____ Dataset rows

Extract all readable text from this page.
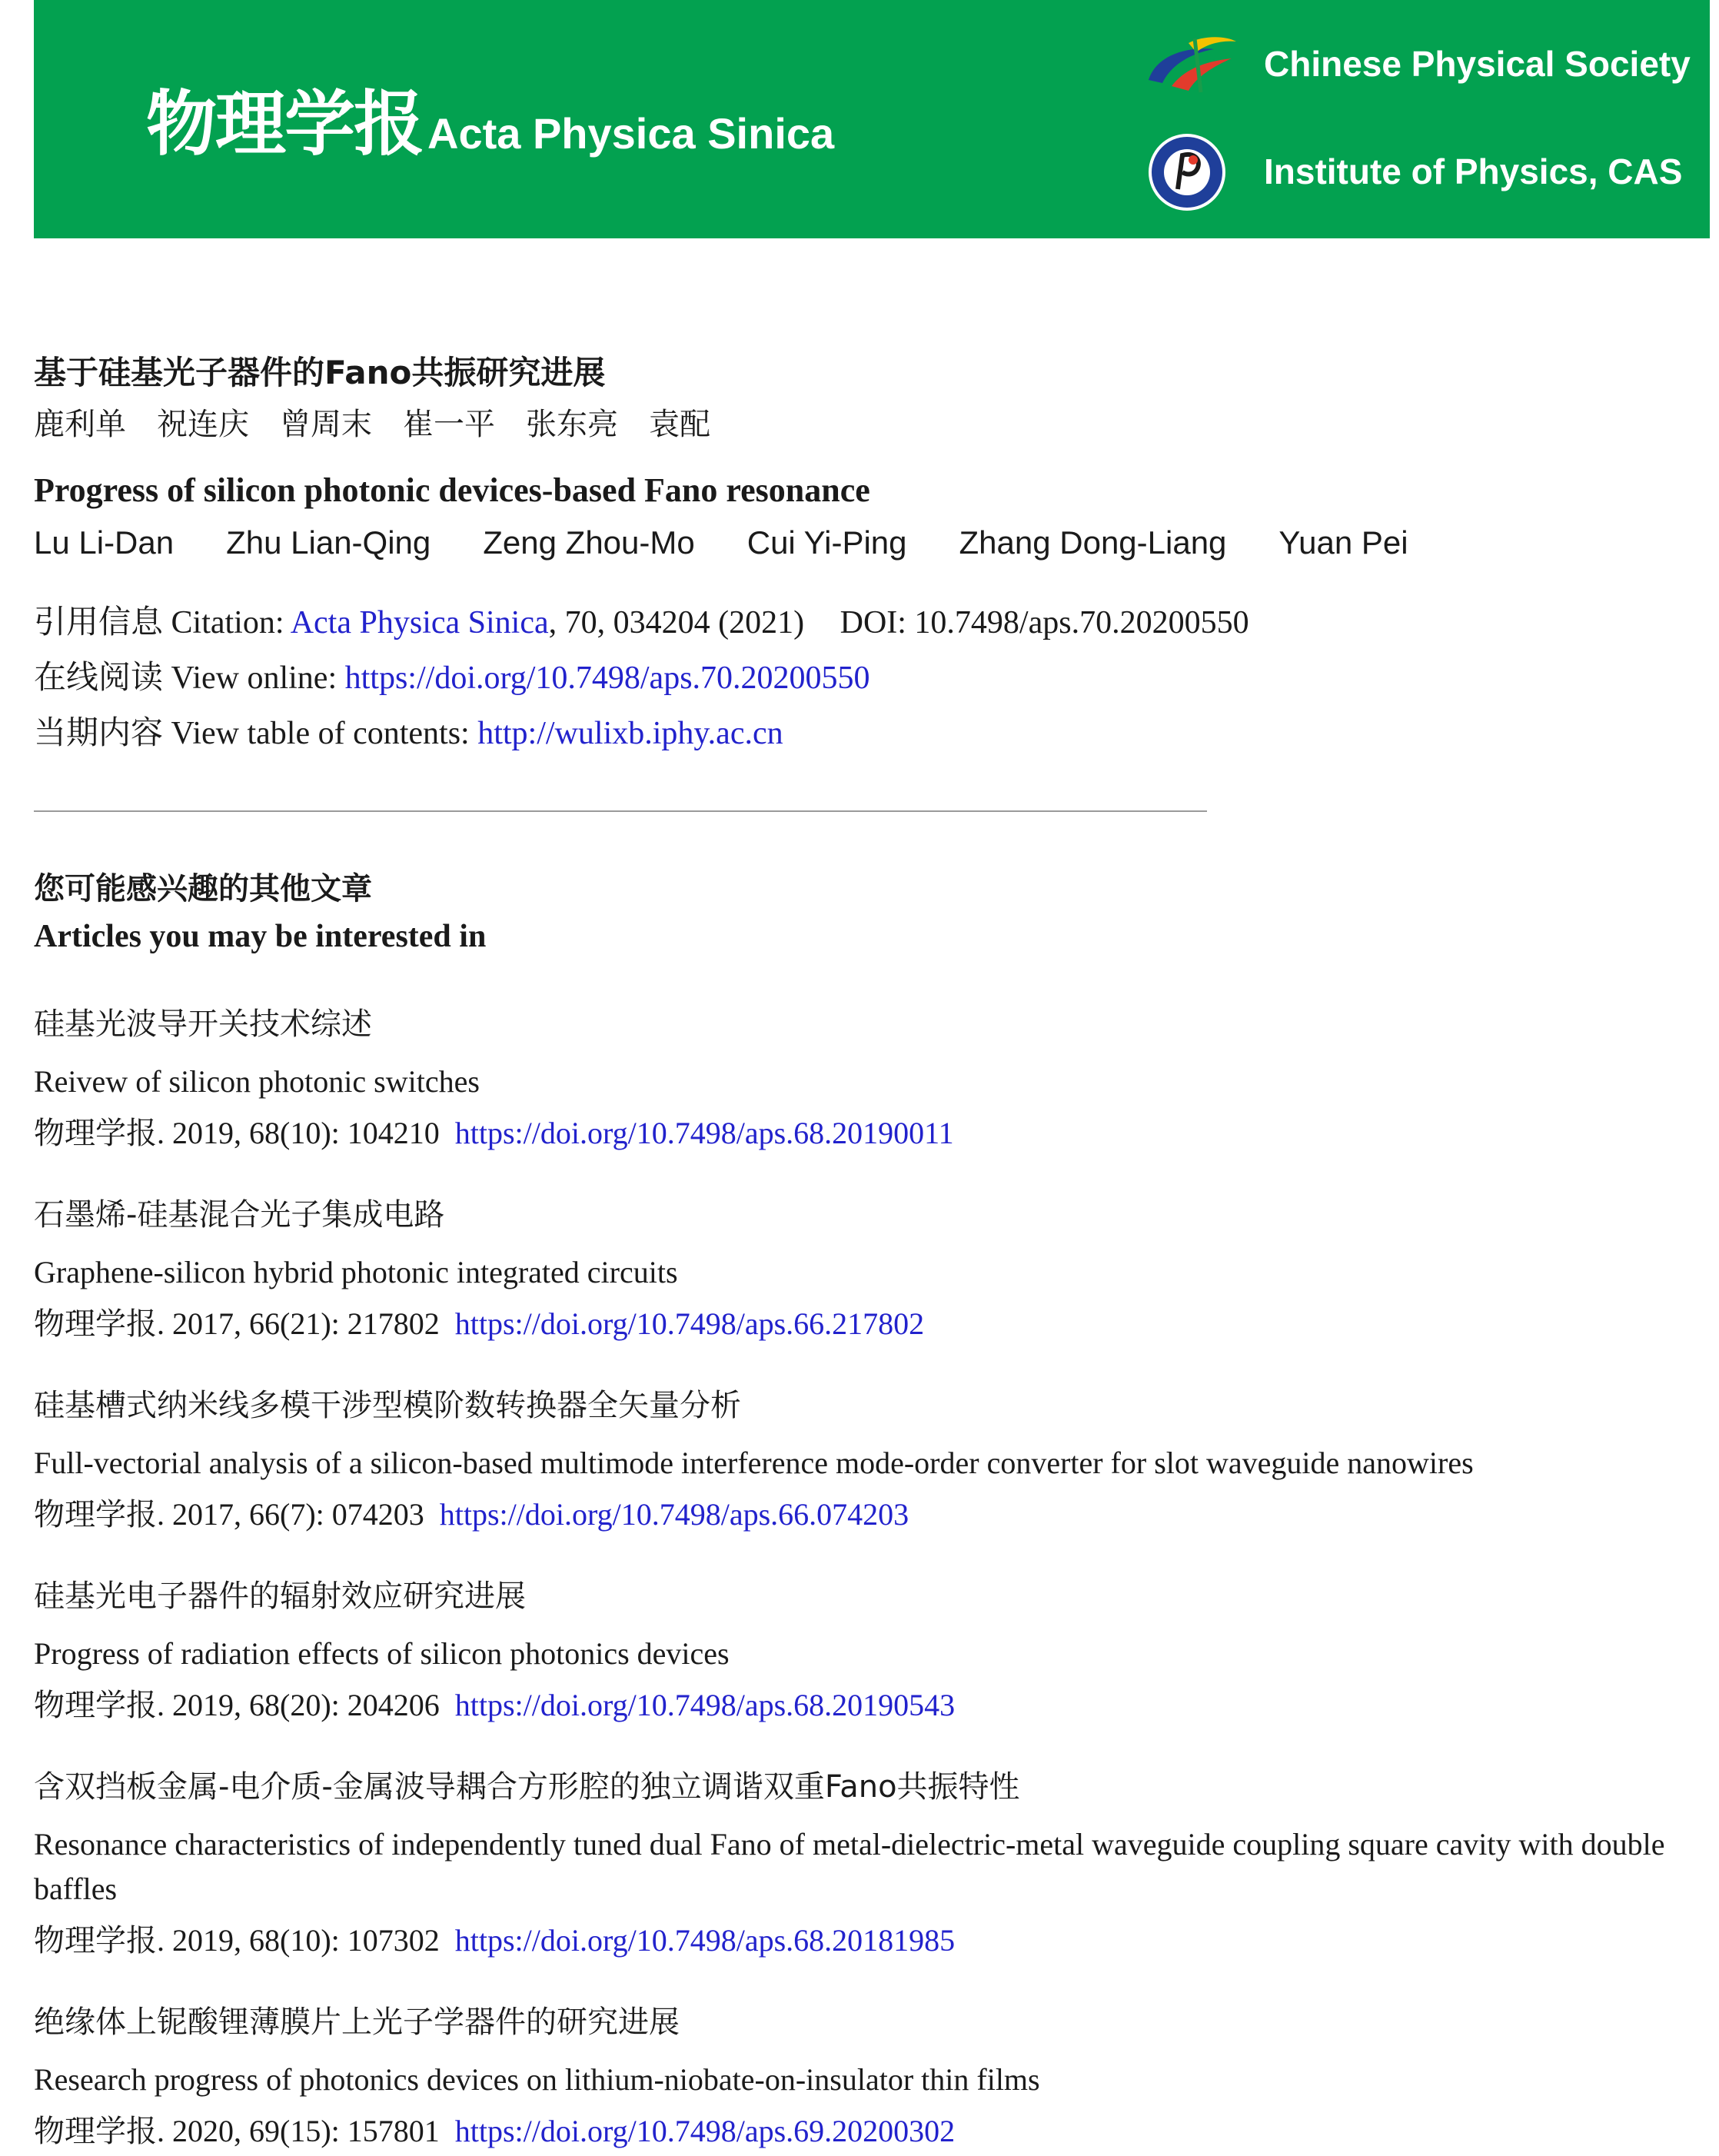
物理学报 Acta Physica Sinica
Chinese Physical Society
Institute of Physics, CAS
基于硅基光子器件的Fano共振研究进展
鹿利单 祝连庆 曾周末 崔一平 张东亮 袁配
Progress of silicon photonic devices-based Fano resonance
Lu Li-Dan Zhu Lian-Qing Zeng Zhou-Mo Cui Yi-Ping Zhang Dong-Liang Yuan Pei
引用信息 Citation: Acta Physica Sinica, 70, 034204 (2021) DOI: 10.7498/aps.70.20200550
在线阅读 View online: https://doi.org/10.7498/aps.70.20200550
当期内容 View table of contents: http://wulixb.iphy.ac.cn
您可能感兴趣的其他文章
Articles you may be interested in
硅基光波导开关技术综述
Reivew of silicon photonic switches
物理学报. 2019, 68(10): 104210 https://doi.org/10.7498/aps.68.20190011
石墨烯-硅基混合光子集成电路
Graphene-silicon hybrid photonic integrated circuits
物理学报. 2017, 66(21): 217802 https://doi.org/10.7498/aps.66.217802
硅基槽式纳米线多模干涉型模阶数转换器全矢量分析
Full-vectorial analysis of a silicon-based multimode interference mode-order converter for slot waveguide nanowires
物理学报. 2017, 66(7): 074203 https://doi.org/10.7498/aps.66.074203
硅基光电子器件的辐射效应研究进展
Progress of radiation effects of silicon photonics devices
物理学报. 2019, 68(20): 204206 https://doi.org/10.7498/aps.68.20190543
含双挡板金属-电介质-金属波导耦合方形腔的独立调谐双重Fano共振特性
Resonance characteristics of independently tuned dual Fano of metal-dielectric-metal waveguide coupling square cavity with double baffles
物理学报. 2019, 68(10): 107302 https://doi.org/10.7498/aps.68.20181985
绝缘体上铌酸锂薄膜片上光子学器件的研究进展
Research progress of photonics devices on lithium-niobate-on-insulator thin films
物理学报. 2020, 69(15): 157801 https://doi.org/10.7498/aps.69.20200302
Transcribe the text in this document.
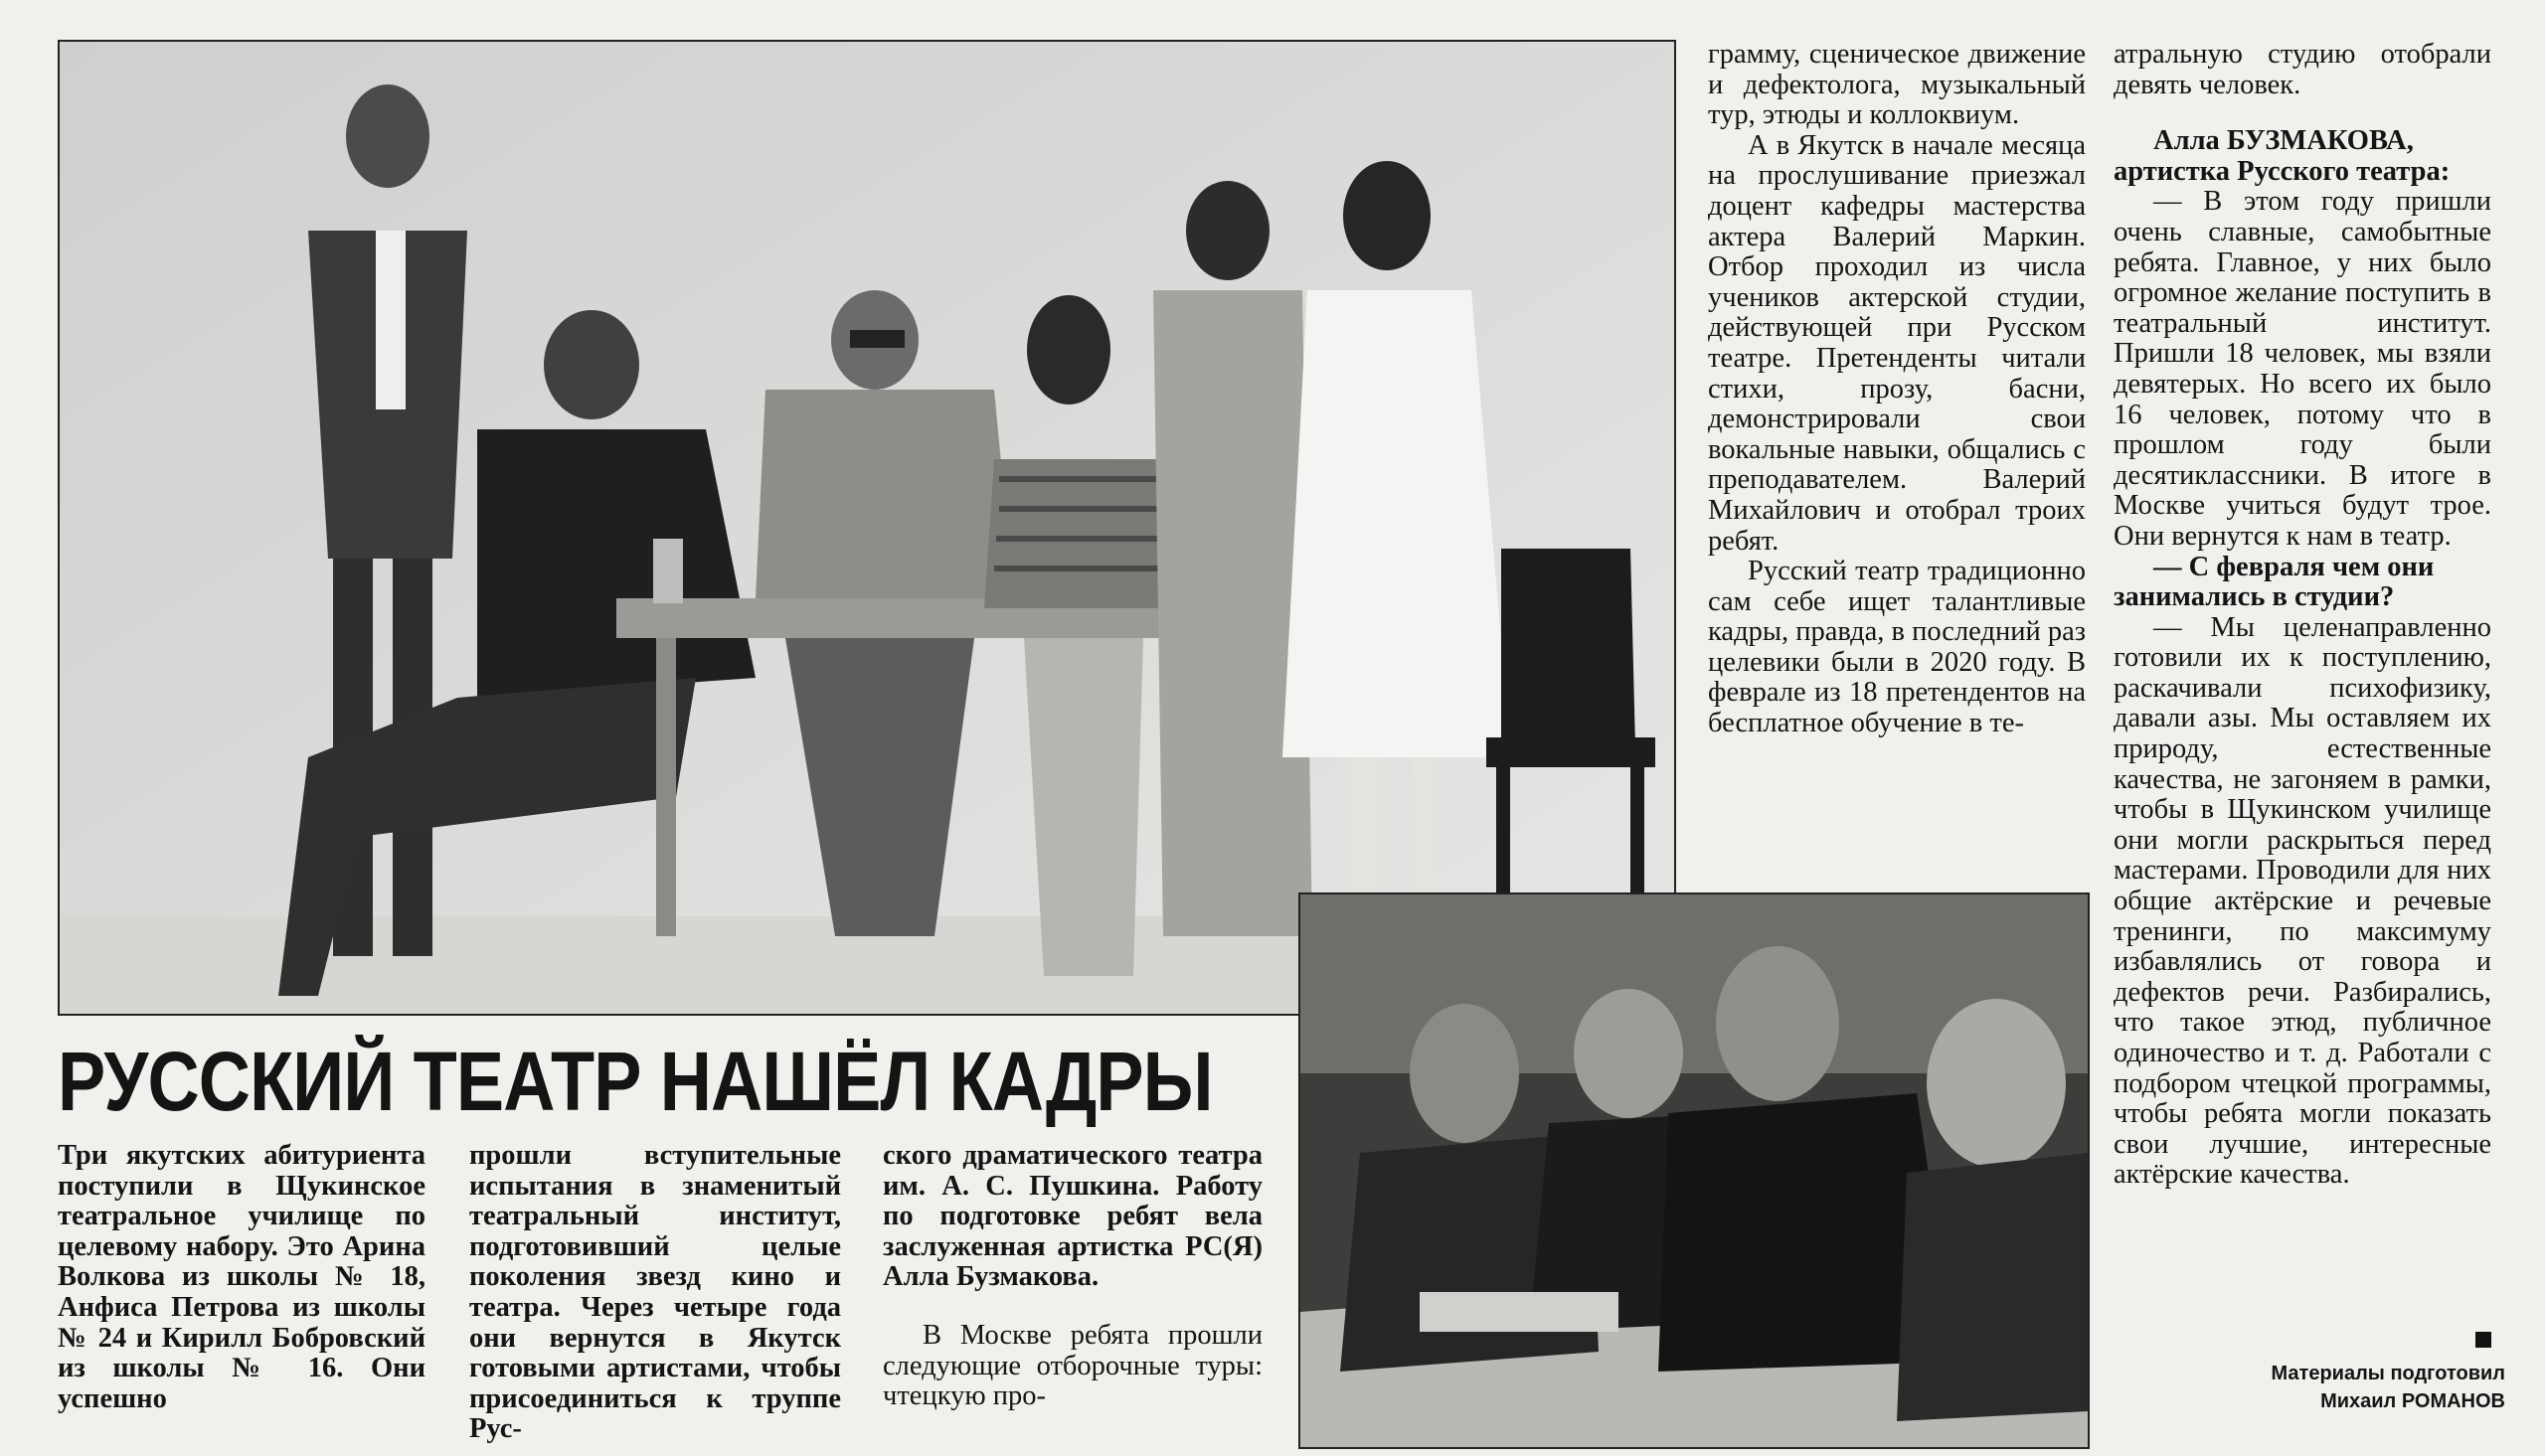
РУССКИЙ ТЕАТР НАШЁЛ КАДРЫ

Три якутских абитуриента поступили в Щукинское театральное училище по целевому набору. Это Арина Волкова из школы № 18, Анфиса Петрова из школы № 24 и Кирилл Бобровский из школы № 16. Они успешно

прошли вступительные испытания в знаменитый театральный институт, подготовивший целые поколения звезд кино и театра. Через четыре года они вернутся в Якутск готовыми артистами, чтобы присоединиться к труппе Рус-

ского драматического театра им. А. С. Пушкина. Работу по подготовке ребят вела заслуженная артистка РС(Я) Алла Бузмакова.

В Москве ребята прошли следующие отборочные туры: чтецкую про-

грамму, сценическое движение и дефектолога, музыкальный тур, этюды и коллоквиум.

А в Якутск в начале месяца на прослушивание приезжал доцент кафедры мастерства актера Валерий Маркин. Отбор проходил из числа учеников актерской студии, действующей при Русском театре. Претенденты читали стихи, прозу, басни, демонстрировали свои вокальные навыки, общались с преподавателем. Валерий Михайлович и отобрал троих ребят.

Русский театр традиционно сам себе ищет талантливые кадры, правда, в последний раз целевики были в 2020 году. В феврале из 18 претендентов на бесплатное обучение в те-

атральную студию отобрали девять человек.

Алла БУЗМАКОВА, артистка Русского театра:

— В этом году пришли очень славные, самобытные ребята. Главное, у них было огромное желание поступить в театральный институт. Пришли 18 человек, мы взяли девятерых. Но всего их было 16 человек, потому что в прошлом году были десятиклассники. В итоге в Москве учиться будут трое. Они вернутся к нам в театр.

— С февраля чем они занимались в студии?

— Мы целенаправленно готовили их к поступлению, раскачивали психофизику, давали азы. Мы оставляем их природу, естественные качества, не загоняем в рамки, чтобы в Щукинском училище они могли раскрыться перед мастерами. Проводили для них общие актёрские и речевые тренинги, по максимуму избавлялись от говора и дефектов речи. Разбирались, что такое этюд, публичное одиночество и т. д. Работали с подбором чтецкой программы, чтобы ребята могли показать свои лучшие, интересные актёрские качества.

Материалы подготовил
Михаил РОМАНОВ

________

**Exercise goal**
Report the number of lines in the listing where the string "based" appears, and nothing besides.

**Exercise solution**
2